- [EXERCISE DESCRIPTION]
Which lines of the records contain "title"? Collect every one of them.

▽

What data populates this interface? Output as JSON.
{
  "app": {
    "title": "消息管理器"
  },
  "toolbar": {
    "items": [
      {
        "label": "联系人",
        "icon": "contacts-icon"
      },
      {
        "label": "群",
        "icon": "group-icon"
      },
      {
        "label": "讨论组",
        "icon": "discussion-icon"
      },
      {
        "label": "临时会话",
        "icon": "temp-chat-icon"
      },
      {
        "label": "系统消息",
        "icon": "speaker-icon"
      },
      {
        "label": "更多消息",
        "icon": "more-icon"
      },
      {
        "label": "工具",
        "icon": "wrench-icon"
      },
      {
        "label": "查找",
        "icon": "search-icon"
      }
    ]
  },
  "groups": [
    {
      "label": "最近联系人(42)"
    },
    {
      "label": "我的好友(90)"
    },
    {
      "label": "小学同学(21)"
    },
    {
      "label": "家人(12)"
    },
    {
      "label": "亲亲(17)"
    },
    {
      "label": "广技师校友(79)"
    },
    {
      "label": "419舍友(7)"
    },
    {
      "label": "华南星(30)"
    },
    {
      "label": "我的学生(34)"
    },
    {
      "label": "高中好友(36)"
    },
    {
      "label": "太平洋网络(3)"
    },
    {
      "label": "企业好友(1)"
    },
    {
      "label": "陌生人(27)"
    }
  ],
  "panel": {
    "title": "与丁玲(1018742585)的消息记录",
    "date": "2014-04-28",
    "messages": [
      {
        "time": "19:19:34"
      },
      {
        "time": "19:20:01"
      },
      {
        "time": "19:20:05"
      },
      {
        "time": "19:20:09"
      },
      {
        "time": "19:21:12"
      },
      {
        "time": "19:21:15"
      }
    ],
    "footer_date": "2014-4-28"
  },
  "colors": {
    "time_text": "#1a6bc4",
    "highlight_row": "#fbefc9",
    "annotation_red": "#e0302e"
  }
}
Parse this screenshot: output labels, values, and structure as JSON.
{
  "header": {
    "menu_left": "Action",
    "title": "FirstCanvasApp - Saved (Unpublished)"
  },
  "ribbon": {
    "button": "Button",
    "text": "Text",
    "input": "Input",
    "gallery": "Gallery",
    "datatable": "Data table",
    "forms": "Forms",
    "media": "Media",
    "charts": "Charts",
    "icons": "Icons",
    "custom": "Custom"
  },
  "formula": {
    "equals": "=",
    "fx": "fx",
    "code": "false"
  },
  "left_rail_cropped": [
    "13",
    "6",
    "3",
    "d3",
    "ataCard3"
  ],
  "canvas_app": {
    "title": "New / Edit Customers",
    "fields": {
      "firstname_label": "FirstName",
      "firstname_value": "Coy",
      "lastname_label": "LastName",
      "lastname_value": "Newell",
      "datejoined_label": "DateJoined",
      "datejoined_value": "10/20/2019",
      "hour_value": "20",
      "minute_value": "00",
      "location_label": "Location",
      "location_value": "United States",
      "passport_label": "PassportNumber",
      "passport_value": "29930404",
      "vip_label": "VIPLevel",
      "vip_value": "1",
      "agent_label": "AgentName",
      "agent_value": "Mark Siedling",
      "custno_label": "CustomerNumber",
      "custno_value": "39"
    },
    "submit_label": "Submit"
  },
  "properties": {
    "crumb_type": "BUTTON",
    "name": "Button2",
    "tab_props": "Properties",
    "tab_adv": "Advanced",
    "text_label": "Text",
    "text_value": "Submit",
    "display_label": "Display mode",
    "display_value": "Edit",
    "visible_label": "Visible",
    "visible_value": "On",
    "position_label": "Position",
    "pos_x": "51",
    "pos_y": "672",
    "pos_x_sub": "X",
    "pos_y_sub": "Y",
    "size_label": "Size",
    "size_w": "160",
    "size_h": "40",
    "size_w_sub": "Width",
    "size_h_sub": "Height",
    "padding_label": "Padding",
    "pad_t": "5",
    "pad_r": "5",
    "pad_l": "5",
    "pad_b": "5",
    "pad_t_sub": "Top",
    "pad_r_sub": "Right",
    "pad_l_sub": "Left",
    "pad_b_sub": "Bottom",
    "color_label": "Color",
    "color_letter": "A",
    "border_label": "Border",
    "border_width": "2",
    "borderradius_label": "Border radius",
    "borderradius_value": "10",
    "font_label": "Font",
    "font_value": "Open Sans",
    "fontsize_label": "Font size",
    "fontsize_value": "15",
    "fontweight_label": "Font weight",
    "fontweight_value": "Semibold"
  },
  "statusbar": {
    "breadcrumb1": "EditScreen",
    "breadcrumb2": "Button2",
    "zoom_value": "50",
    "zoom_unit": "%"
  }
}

△

- [COMPLETED TASK]
    "title": "消息管理器"
    "title": "与丁玲(1018742585)的消息记录",
    "title": "FirstCanvasApp - Saved (Unpublished)"
    "title": "New / Edit Customers",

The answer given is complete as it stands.